Quote every line as written. Omit pictures.

* **RECORDS FOR THE TASK**:
□ □ □ □ □
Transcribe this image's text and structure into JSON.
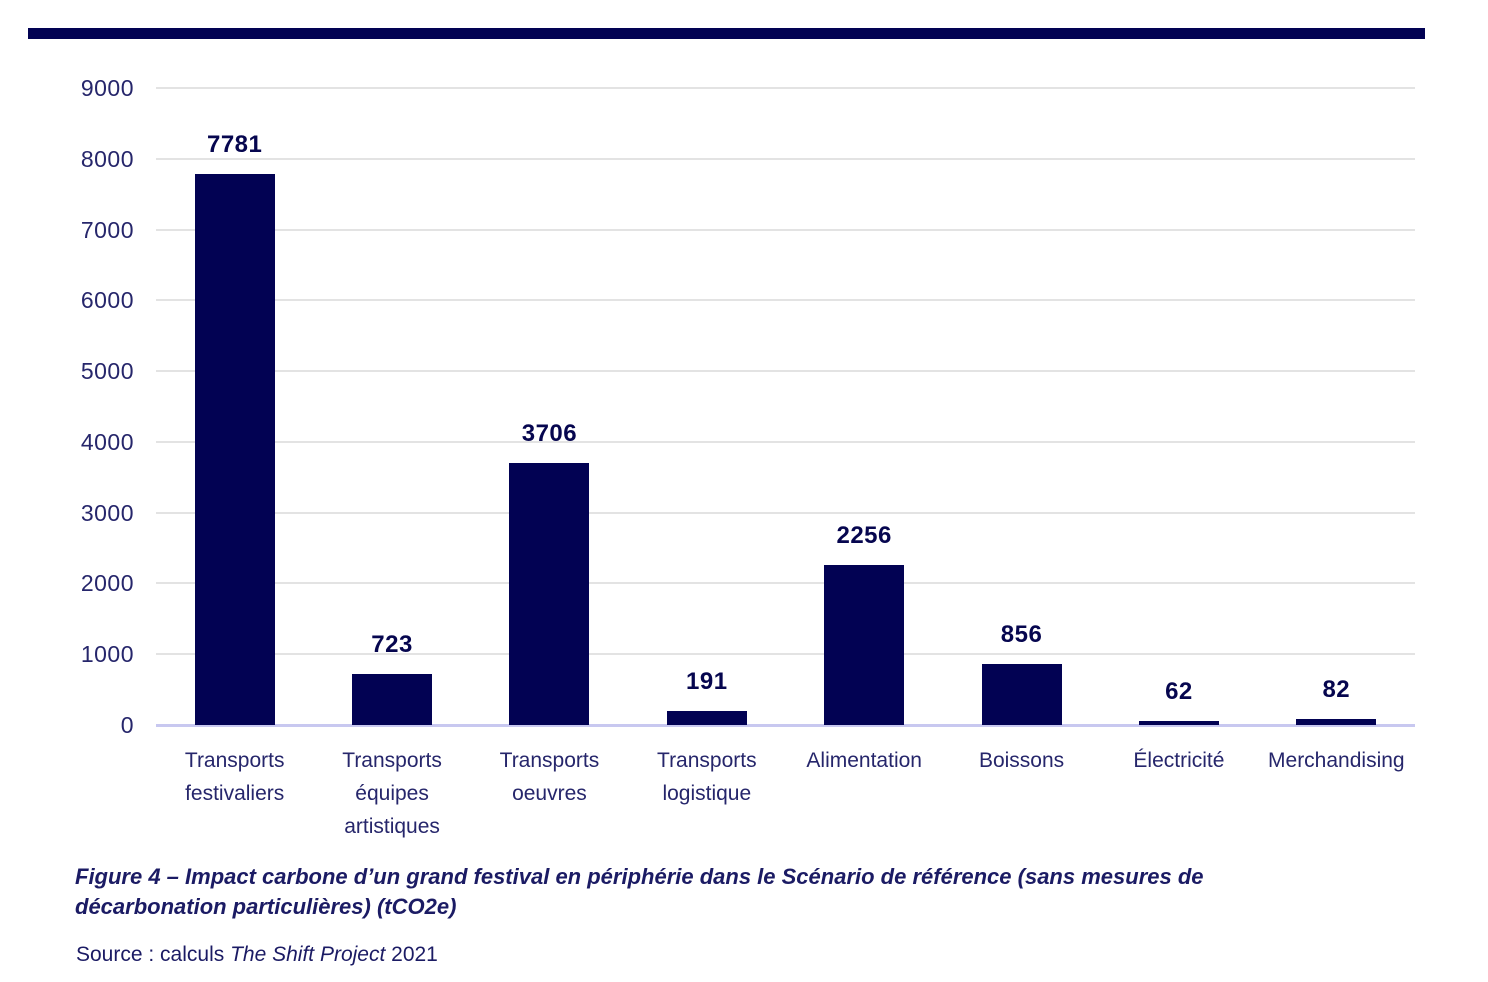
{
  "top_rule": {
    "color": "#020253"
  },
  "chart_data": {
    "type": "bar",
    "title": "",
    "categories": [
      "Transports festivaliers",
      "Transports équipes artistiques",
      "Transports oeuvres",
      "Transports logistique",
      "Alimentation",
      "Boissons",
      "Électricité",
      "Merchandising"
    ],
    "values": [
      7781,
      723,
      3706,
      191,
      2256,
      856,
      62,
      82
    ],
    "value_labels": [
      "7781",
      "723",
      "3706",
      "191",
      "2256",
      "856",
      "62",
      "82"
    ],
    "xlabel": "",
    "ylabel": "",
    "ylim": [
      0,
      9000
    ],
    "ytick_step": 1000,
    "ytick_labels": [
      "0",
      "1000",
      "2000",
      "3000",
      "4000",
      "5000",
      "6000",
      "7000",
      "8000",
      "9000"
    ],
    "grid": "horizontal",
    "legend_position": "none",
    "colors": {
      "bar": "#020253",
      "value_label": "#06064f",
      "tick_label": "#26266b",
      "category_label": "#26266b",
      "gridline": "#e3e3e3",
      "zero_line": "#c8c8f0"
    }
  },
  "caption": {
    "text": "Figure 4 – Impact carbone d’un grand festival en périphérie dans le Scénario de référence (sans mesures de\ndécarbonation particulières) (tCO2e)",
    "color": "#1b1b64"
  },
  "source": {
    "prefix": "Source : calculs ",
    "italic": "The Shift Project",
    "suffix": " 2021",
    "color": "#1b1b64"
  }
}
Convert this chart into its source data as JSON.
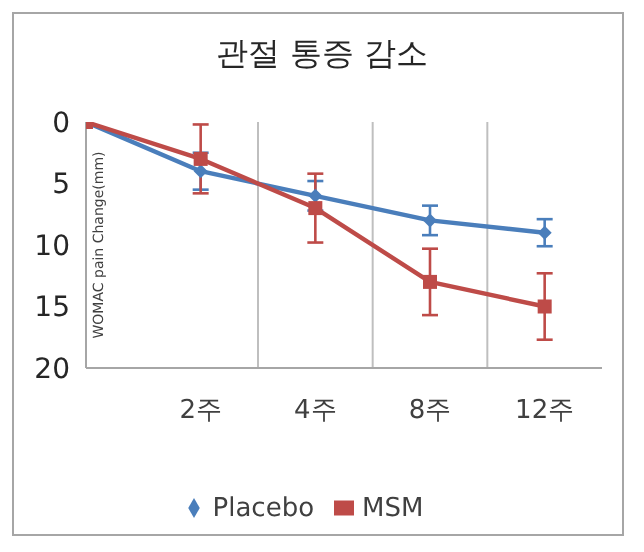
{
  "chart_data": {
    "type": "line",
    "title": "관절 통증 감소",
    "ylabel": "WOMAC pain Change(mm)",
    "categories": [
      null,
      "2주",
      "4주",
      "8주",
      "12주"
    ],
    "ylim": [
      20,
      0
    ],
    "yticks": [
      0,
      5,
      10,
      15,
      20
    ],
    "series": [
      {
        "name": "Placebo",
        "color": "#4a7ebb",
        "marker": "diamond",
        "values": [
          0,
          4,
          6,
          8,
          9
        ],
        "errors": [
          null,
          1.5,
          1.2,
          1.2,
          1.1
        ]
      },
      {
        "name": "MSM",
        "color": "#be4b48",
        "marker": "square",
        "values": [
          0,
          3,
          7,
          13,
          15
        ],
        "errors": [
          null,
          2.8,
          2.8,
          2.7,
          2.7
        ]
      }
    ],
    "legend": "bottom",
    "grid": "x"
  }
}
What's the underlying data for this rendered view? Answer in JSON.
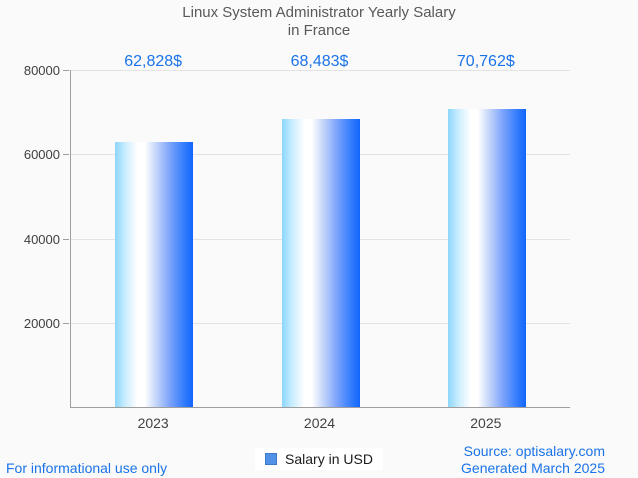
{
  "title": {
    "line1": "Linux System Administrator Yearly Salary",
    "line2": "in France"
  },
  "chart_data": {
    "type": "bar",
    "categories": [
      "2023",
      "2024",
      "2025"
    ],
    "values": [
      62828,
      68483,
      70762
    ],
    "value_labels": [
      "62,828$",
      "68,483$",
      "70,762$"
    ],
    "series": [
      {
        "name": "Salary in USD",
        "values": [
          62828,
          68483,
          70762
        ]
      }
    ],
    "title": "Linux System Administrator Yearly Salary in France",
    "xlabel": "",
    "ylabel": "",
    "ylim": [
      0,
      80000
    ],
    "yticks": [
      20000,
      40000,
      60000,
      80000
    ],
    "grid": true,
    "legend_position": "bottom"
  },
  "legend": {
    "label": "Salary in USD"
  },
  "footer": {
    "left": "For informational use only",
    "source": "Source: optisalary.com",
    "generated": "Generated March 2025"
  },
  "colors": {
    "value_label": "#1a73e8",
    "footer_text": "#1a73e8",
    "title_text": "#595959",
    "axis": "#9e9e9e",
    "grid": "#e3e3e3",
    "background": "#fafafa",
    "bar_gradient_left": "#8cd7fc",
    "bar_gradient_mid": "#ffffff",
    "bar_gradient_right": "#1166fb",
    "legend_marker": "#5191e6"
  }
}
□ □ □ □ □
* **WRITTEN RESPONSE**:
Transcribe this image's text and structure into JSON.
{
  "top_rule": {
    "color": "#020253"
  },
  "chart_data": {
    "type": "bar",
    "title": "",
    "categories": [
      "Transports festivaliers",
      "Transports équipes artistiques",
      "Transports oeuvres",
      "Transports logistique",
      "Alimentation",
      "Boissons",
      "Électricité",
      "Merchandising"
    ],
    "values": [
      7781,
      723,
      3706,
      191,
      2256,
      856,
      62,
      82
    ],
    "value_labels": [
      "7781",
      "723",
      "3706",
      "191",
      "2256",
      "856",
      "62",
      "82"
    ],
    "xlabel": "",
    "ylabel": "",
    "ylim": [
      0,
      9000
    ],
    "ytick_step": 1000,
    "ytick_labels": [
      "0",
      "1000",
      "2000",
      "3000",
      "4000",
      "5000",
      "6000",
      "7000",
      "8000",
      "9000"
    ],
    "grid": "horizontal",
    "legend_position": "none",
    "colors": {
      "bar": "#020253",
      "value_label": "#06064f",
      "tick_label": "#26266b",
      "category_label": "#26266b",
      "gridline": "#e3e3e3",
      "zero_line": "#c8c8f0"
    }
  },
  "caption": {
    "text": "Figure 4 – Impact carbone d’un grand festival en périphérie dans le Scénario de référence (sans mesures de\ndécarbonation particulières) (tCO2e)",
    "color": "#1b1b64"
  },
  "source": {
    "prefix": "Source : calculs ",
    "italic": "The Shift Project",
    "suffix": " 2021",
    "color": "#1b1b64"
  }
}
Convert this chart into its source data as JSON.
{
  "chart_data": {
    "type": "line",
    "title": "관절 통증 감소",
    "ylabel": "WOMAC pain Change(mm)",
    "categories": [
      null,
      "2주",
      "4주",
      "8주",
      "12주"
    ],
    "ylim": [
      20,
      0
    ],
    "yticks": [
      0,
      5,
      10,
      15,
      20
    ],
    "series": [
      {
        "name": "Placebo",
        "color": "#4a7ebb",
        "marker": "diamond",
        "values": [
          0,
          4,
          6,
          8,
          9
        ],
        "errors": [
          null,
          1.5,
          1.2,
          1.2,
          1.1
        ]
      },
      {
        "name": "MSM",
        "color": "#be4b48",
        "marker": "square",
        "values": [
          0,
          3,
          7,
          13,
          15
        ],
        "errors": [
          null,
          2.8,
          2.8,
          2.7,
          2.7
        ]
      }
    ],
    "legend": "bottom",
    "grid": "x"
  }
}
What's the underlying data for this rendered view? Answer in JSON.
{
  "title": {
    "line1": "Linux System Administrator Yearly Salary",
    "line2": "in France"
  },
  "chart_data": {
    "type": "bar",
    "categories": [
      "2023",
      "2024",
      "2025"
    ],
    "values": [
      62828,
      68483,
      70762
    ],
    "value_labels": [
      "62,828$",
      "68,483$",
      "70,762$"
    ],
    "series": [
      {
        "name": "Salary in USD",
        "values": [
          62828,
          68483,
          70762
        ]
      }
    ],
    "title": "Linux System Administrator Yearly Salary in France",
    "xlabel": "",
    "ylabel": "",
    "ylim": [
      0,
      80000
    ],
    "yticks": [
      20000,
      40000,
      60000,
      80000
    ],
    "grid": true,
    "legend_position": "bottom"
  },
  "legend": {
    "label": "Salary in USD"
  },
  "footer": {
    "left": "For informational use only",
    "source": "Source: optisalary.com",
    "generated": "Generated March 2025"
  },
  "colors": {
    "value_label": "#1a73e8",
    "footer_text": "#1a73e8",
    "title_text": "#595959",
    "axis": "#9e9e9e",
    "grid": "#e3e3e3",
    "background": "#fafafa",
    "bar_gradient_left": "#8cd7fc",
    "bar_gradient_mid": "#ffffff",
    "bar_gradient_right": "#1166fb",
    "legend_marker": "#5191e6"
  }
}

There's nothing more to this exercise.